Locate the word "service" in the entries below, then gather every line that holds it.

^^^^^^^^^^^^^^^^

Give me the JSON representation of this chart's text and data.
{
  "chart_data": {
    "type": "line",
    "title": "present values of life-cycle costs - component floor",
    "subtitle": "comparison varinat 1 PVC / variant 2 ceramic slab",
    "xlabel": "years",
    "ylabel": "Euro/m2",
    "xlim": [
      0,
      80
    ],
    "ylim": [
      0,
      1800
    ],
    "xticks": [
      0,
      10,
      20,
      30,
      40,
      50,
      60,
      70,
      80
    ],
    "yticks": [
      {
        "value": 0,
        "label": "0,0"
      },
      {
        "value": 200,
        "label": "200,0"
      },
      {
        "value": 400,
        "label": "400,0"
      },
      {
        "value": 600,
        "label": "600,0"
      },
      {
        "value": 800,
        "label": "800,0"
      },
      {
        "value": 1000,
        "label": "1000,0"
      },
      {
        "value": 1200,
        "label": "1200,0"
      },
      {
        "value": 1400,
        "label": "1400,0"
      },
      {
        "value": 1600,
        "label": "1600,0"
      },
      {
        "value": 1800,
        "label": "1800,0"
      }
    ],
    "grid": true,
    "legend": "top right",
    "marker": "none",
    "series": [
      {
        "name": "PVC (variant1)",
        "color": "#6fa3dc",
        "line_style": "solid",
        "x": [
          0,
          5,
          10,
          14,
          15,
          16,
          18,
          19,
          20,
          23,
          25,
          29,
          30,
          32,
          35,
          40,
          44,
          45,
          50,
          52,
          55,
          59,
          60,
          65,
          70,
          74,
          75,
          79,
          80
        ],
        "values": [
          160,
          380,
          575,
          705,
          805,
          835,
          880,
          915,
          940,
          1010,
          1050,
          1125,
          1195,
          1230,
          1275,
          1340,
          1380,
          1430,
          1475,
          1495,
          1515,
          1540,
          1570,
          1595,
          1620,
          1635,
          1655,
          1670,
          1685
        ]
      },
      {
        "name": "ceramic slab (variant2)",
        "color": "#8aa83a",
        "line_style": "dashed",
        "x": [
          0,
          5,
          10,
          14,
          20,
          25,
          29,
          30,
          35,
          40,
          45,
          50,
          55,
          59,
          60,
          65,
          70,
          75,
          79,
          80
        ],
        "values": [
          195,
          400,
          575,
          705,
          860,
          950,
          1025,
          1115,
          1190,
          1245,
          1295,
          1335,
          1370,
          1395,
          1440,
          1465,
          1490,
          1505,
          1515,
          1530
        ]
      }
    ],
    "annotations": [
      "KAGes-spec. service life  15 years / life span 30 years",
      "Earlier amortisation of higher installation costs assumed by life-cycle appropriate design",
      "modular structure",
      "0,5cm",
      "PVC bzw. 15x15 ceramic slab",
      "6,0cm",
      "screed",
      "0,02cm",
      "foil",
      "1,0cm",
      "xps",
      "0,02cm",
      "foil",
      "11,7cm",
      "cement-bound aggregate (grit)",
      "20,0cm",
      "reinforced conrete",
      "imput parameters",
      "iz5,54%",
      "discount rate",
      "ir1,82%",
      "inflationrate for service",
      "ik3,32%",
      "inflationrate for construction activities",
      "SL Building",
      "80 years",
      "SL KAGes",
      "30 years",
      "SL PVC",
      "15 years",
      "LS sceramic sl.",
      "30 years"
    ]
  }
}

^^^^^^^^^^^^^^^^

Solution to this task:
      "KAGes-spec. service life  15 years / life span 30 years",
      "inflationrate for service",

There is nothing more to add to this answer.